> **Objective**
Without the pictures, can you quote each line below exactly?

[Figure content listings]
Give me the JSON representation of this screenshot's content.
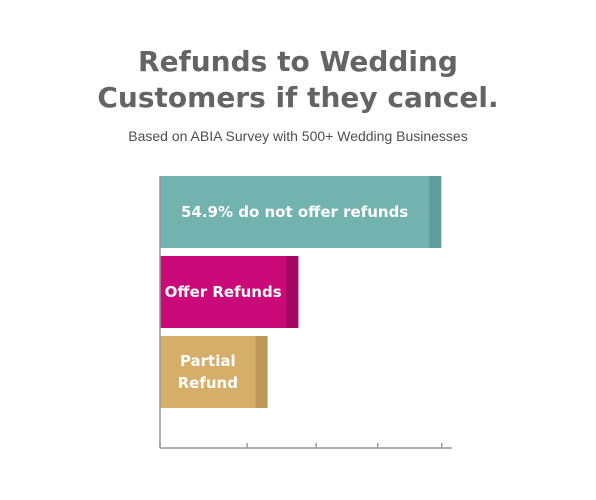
{
  "chart_data": {
    "type": "bar",
    "orientation": "horizontal",
    "title_lines": [
      "Refunds to Wedding",
      "Customers if they cancel."
    ],
    "subtitle": "Based on ABIA Survey with 500+ Wedding Businesses",
    "categories": [
      "54.9% do not offer refunds",
      "Offer Refunds",
      "Partial Refund"
    ],
    "label_lines": [
      [
        "54.9% do not offer refunds"
      ],
      [
        "Offer Refunds"
      ],
      [
        "Partial",
        "Refund"
      ]
    ],
    "values": [
      54.9,
      27,
      21
    ],
    "xlim": [
      0,
      57
    ],
    "x_ticks": [
      0,
      17,
      30.5,
      42.5,
      55
    ],
    "grid": false,
    "colors": [
      "#72b3b0",
      "#c90a78",
      "#d5ae6a"
    ],
    "edge_colors": [
      "#5f9e9b",
      "#a10862",
      "#bf9757"
    ],
    "axis_color": "#9a9a9a"
  }
}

> **Result for this exercise**
Give me the JSON representation of this screenshot's content.
{
  "chart_data": {
    "type": "bar",
    "orientation": "horizontal",
    "title_lines": [
      "Refunds to Wedding",
      "Customers if they cancel."
    ],
    "subtitle": "Based on ABIA Survey with 500+ Wedding Businesses",
    "categories": [
      "54.9% do not offer refunds",
      "Offer Refunds",
      "Partial Refund"
    ],
    "label_lines": [
      [
        "54.9% do not offer refunds"
      ],
      [
        "Offer Refunds"
      ],
      [
        "Partial",
        "Refund"
      ]
    ],
    "values": [
      54.9,
      27,
      21
    ],
    "xlim": [
      0,
      57
    ],
    "x_ticks": [
      0,
      17,
      30.5,
      42.5,
      55
    ],
    "grid": false,
    "colors": [
      "#72b3b0",
      "#c90a78",
      "#d5ae6a"
    ],
    "edge_colors": [
      "#5f9e9b",
      "#a10862",
      "#bf9757"
    ],
    "axis_color": "#9a9a9a"
  }
}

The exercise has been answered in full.